Count how many lines of the data include "more". The answer is that number and nothing else.

■ ■ ■ ■

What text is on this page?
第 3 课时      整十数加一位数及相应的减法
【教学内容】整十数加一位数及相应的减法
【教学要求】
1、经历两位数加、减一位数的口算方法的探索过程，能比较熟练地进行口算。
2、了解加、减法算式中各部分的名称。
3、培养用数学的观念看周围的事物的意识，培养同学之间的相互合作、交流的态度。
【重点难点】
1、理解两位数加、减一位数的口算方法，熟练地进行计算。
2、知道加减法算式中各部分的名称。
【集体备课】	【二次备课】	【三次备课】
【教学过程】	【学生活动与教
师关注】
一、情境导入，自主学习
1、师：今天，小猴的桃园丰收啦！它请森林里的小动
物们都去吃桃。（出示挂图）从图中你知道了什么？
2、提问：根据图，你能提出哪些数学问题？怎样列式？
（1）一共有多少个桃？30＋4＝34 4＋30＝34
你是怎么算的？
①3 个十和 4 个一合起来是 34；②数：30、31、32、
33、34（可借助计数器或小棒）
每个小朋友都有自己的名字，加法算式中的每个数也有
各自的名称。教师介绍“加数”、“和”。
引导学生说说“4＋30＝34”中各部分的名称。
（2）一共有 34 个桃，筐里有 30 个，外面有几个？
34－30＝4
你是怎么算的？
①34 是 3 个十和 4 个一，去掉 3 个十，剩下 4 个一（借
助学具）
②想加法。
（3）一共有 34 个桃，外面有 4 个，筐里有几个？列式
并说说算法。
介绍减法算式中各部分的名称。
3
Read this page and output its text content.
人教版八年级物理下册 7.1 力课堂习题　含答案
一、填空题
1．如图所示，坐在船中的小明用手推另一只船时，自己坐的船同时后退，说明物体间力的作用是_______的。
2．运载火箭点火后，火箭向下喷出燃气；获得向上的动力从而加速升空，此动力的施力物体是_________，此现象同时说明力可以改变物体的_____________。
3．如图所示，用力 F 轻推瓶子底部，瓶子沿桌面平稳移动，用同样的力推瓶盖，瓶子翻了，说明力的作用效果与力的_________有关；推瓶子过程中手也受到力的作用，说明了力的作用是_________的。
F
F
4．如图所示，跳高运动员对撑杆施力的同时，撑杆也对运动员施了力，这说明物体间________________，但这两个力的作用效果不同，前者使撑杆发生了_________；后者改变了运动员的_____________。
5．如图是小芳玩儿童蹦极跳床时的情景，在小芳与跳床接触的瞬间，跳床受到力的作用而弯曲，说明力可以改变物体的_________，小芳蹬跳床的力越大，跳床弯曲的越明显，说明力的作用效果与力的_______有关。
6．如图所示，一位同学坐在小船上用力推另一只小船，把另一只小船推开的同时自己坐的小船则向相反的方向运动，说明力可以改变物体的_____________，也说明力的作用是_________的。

■ ■ ■ ■

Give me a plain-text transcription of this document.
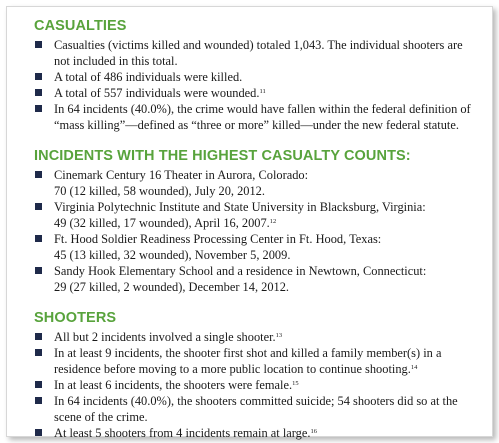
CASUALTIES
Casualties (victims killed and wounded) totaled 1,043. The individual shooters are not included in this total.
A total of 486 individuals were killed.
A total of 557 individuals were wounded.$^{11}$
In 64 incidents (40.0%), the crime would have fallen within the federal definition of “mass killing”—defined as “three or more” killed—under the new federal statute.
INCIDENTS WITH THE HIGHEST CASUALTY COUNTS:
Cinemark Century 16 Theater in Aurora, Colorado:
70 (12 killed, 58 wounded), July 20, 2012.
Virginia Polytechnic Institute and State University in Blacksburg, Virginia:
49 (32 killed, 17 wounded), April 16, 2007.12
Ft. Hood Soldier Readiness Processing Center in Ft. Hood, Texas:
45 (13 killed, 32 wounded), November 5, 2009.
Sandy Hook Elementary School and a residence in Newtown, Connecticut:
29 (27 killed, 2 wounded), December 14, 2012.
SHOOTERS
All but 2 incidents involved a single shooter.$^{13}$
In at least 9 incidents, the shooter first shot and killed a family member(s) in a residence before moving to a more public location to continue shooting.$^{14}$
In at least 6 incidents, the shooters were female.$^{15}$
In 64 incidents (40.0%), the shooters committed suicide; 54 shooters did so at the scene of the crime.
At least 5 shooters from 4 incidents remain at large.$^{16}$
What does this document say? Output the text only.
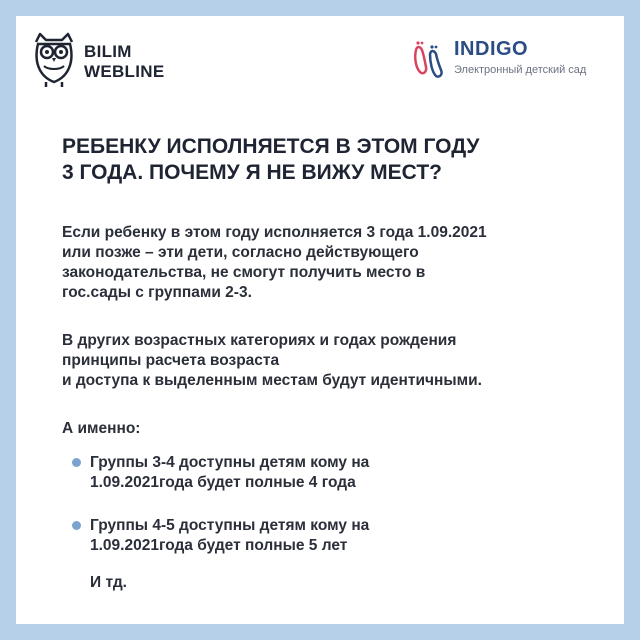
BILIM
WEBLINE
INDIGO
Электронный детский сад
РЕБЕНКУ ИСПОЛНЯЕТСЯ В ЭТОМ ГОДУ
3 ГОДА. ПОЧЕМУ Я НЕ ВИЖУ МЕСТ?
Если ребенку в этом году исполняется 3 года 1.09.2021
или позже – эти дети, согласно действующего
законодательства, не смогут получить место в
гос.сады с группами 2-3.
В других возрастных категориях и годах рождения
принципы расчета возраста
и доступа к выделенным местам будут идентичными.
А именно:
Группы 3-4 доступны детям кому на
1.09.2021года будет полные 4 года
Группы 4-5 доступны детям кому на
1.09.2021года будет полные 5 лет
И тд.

■ ■ ■ ■

◆ Written answer:
2